--- Record extracts ---
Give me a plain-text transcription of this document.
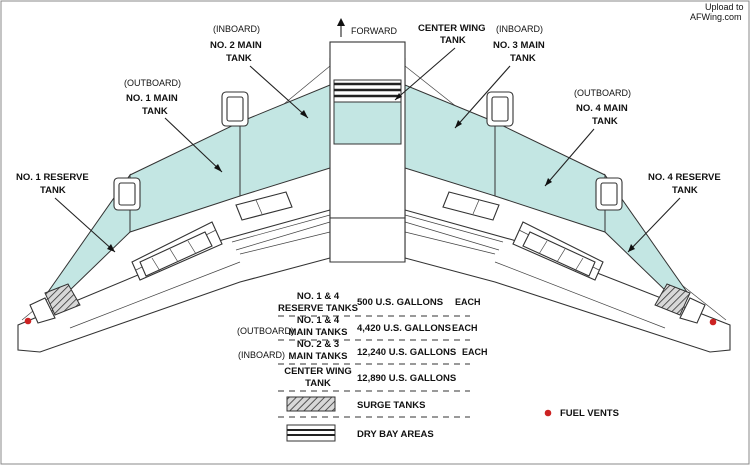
Upload to
AFWing.com
FORWARD CENTER WING
TANK
(INBOARD)
NO. 2 MAIN
TANK
(INBOARD)
NO. 3 MAIN
TANK
(OUTBOARD)
NO. 1 MAIN
TANK
(OUTBOARD)
NO. 4 MAIN
TANK
NO. 1 RESERVE
TANK
NO. 4 RESERVE
TANK
NO. 1 & 4
RESERVE TANKS
500 U.S. GALLONS EACH
NO. 1 & 4
(OUTBOARD)
MAIN TANKS 4,420 U.S. GALLONS EACH
NO. 2 & 3
(INBOARD) MAIN TANKS 12,240 U.S. GALLONS EACH
CENTER WING
TANK	12,890 U.S. GALLONS
SURGE TANKS
DRY BAY AREAS
FUEL VENTS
---
• [Objective]
The entries above are to be returned exactly, without their pictures.

• [Output of the exercise]
Give me a plain-text transcription of this document.
Upload to
AFWing.com
FORWARD CENTER WING
TANK
(INBOARD)
NO. 2 MAIN
TANK
(INBOARD)
NO. 3 MAIN
TANK
(OUTBOARD)
NO. 1 MAIN
TANK
(OUTBOARD)
NO. 4 MAIN
TANK
NO. 1 RESERVE
TANK
NO. 4 RESERVE
TANK
NO. 1 & 4
RESERVE TANKS
500 U.S. GALLONS EACH
NO. 1 & 4
(OUTBOARD)
MAIN TANKS 4,420 U.S. GALLONS EACH
NO. 2 & 3
(INBOARD) MAIN TANKS 12,240 U.S. GALLONS EACH
CENTER WING
TANK	12,890 U.S. GALLONS
SURGE TANKS
DRY BAY AREAS
FUEL VENTS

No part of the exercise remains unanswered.